(Dataset items)
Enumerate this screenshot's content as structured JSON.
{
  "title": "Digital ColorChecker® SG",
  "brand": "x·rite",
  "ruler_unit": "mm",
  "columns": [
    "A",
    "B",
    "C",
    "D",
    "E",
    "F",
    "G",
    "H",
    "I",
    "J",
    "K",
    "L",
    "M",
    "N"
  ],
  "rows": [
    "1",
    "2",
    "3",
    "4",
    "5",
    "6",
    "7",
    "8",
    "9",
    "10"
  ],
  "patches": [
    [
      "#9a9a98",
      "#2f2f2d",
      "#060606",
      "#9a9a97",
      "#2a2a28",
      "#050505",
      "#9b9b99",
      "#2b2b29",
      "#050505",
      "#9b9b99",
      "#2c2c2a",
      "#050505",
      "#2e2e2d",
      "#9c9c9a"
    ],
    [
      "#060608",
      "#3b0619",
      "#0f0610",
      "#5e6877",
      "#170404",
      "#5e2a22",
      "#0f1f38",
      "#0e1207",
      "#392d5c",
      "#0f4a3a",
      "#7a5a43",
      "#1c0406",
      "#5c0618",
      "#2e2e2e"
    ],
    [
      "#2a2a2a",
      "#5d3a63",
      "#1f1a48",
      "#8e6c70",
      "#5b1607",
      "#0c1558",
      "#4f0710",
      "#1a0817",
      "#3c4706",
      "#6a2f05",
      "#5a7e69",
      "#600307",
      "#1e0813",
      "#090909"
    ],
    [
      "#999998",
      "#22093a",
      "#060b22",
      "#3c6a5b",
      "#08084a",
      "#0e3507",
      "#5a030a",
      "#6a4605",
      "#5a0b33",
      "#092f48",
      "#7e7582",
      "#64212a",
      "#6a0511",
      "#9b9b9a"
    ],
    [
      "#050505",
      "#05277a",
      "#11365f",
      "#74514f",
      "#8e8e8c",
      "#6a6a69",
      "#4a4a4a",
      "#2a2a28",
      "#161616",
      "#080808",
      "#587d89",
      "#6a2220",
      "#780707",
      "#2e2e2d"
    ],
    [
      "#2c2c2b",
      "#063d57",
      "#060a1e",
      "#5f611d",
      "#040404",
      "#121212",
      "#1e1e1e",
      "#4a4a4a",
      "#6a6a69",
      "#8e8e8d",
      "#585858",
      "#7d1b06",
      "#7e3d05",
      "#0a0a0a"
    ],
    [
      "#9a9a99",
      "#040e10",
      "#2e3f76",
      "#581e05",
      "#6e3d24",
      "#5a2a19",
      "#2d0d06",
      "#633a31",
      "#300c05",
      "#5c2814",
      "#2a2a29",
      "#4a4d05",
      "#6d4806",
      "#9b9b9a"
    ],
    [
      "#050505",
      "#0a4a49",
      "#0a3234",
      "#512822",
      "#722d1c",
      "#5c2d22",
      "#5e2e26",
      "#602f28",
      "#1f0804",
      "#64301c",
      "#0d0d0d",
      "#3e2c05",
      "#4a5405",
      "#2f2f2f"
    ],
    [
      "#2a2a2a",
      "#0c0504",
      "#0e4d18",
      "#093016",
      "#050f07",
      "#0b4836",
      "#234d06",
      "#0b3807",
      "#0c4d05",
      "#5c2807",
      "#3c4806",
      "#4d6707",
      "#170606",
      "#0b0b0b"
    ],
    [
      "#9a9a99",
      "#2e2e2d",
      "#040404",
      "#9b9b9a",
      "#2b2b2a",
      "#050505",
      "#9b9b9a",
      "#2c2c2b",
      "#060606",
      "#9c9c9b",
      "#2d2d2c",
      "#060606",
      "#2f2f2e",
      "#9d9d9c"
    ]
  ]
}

* **Your objective**
Write the material out again in its entirety, exactly as shown.

* **The result**
Enumerate this screenshot's content as structured JSON.
{
  "title": "Digital ColorChecker® SG",
  "brand": "x·rite",
  "ruler_unit": "mm",
  "columns": [
    "A",
    "B",
    "C",
    "D",
    "E",
    "F",
    "G",
    "H",
    "I",
    "J",
    "K",
    "L",
    "M",
    "N"
  ],
  "rows": [
    "1",
    "2",
    "3",
    "4",
    "5",
    "6",
    "7",
    "8",
    "9",
    "10"
  ],
  "patches": [
    [
      "#9a9a98",
      "#2f2f2d",
      "#060606",
      "#9a9a97",
      "#2a2a28",
      "#050505",
      "#9b9b99",
      "#2b2b29",
      "#050505",
      "#9b9b99",
      "#2c2c2a",
      "#050505",
      "#2e2e2d",
      "#9c9c9a"
    ],
    [
      "#060608",
      "#3b0619",
      "#0f0610",
      "#5e6877",
      "#170404",
      "#5e2a22",
      "#0f1f38",
      "#0e1207",
      "#392d5c",
      "#0f4a3a",
      "#7a5a43",
      "#1c0406",
      "#5c0618",
      "#2e2e2e"
    ],
    [
      "#2a2a2a",
      "#5d3a63",
      "#1f1a48",
      "#8e6c70",
      "#5b1607",
      "#0c1558",
      "#4f0710",
      "#1a0817",
      "#3c4706",
      "#6a2f05",
      "#5a7e69",
      "#600307",
      "#1e0813",
      "#090909"
    ],
    [
      "#999998",
      "#22093a",
      "#060b22",
      "#3c6a5b",
      "#08084a",
      "#0e3507",
      "#5a030a",
      "#6a4605",
      "#5a0b33",
      "#092f48",
      "#7e7582",
      "#64212a",
      "#6a0511",
      "#9b9b9a"
    ],
    [
      "#050505",
      "#05277a",
      "#11365f",
      "#74514f",
      "#8e8e8c",
      "#6a6a69",
      "#4a4a4a",
      "#2a2a28",
      "#161616",
      "#080808",
      "#587d89",
      "#6a2220",
      "#780707",
      "#2e2e2d"
    ],
    [
      "#2c2c2b",
      "#063d57",
      "#060a1e",
      "#5f611d",
      "#040404",
      "#121212",
      "#1e1e1e",
      "#4a4a4a",
      "#6a6a69",
      "#8e8e8d",
      "#585858",
      "#7d1b06",
      "#7e3d05",
      "#0a0a0a"
    ],
    [
      "#9a9a99",
      "#040e10",
      "#2e3f76",
      "#581e05",
      "#6e3d24",
      "#5a2a19",
      "#2d0d06",
      "#633a31",
      "#300c05",
      "#5c2814",
      "#2a2a29",
      "#4a4d05",
      "#6d4806",
      "#9b9b9a"
    ],
    [
      "#050505",
      "#0a4a49",
      "#0a3234",
      "#512822",
      "#722d1c",
      "#5c2d22",
      "#5e2e26",
      "#602f28",
      "#1f0804",
      "#64301c",
      "#0d0d0d",
      "#3e2c05",
      "#4a5405",
      "#2f2f2f"
    ],
    [
      "#2a2a2a",
      "#0c0504",
      "#0e4d18",
      "#093016",
      "#050f07",
      "#0b4836",
      "#234d06",
      "#0b3807",
      "#0c4d05",
      "#5c2807",
      "#3c4806",
      "#4d6707",
      "#170606",
      "#0b0b0b"
    ],
    [
      "#9a9a99",
      "#2e2e2d",
      "#040404",
      "#9b9b9a",
      "#2b2b2a",
      "#050505",
      "#9b9b9a",
      "#2c2c2b",
      "#060606",
      "#9c9c9b",
      "#2d2d2c",
      "#060606",
      "#2f2f2e",
      "#9d9d9c"
    ]
  ]
}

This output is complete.